(Collected data entries)
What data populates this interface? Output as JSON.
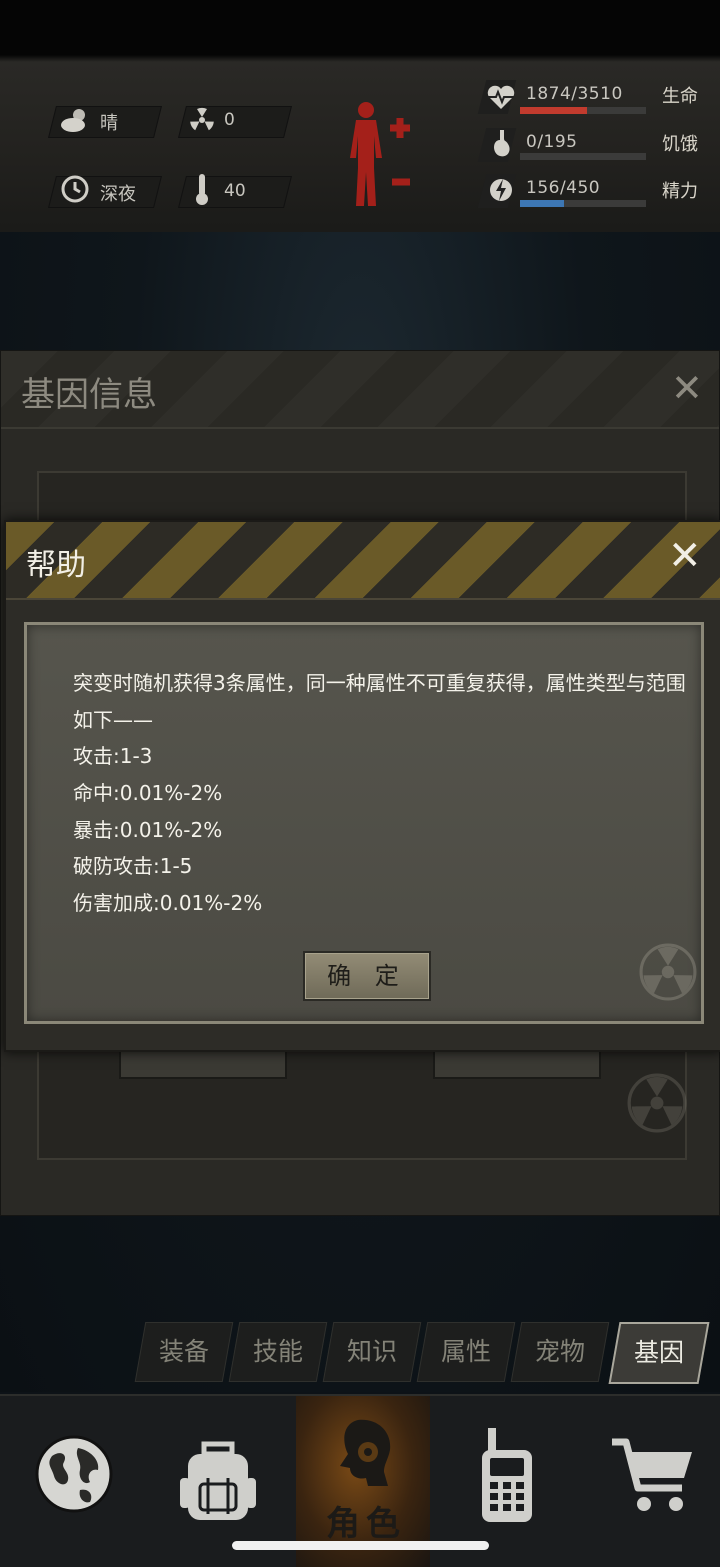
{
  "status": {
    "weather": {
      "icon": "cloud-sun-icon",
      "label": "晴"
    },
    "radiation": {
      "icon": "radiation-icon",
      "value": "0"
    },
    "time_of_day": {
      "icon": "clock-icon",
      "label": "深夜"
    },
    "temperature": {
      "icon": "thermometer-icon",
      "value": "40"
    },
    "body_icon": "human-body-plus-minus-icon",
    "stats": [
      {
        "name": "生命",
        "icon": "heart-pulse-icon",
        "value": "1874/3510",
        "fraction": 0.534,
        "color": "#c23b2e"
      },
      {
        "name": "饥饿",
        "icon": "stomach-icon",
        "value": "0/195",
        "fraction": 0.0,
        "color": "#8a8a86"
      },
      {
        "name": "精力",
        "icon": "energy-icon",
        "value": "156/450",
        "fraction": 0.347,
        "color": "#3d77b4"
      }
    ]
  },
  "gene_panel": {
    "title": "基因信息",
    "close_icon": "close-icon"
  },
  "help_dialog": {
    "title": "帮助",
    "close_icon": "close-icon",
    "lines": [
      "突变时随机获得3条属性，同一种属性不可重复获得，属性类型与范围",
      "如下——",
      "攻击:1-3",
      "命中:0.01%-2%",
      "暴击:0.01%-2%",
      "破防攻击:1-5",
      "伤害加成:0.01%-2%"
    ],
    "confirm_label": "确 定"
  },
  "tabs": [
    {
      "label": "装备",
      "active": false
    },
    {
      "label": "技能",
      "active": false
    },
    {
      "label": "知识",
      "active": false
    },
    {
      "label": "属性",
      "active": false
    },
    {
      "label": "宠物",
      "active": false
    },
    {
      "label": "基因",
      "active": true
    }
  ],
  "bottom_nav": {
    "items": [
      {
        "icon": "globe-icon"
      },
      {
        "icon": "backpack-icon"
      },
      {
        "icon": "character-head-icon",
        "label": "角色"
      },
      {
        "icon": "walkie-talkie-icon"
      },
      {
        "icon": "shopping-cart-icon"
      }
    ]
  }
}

...

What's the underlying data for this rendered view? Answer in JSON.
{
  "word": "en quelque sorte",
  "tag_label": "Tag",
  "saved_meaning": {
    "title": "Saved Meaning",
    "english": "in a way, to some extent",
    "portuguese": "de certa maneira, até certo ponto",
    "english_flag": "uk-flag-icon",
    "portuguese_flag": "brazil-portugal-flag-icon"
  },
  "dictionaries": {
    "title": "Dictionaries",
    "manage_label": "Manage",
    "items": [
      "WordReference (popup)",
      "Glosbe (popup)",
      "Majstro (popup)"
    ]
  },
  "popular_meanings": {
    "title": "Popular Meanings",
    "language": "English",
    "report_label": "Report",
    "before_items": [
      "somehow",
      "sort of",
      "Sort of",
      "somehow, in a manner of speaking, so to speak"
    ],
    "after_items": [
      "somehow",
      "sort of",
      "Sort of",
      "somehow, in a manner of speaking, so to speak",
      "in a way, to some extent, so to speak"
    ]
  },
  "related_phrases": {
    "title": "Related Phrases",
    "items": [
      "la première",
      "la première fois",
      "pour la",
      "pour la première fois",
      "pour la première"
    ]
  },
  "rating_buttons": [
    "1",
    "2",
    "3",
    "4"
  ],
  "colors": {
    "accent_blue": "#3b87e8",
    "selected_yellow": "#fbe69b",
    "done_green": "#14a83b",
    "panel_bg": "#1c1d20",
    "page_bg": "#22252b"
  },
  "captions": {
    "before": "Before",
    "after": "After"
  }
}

(What is asked) Tally up the lines of the listing containing the word "extent". Give only the total.

(Finished answer) 2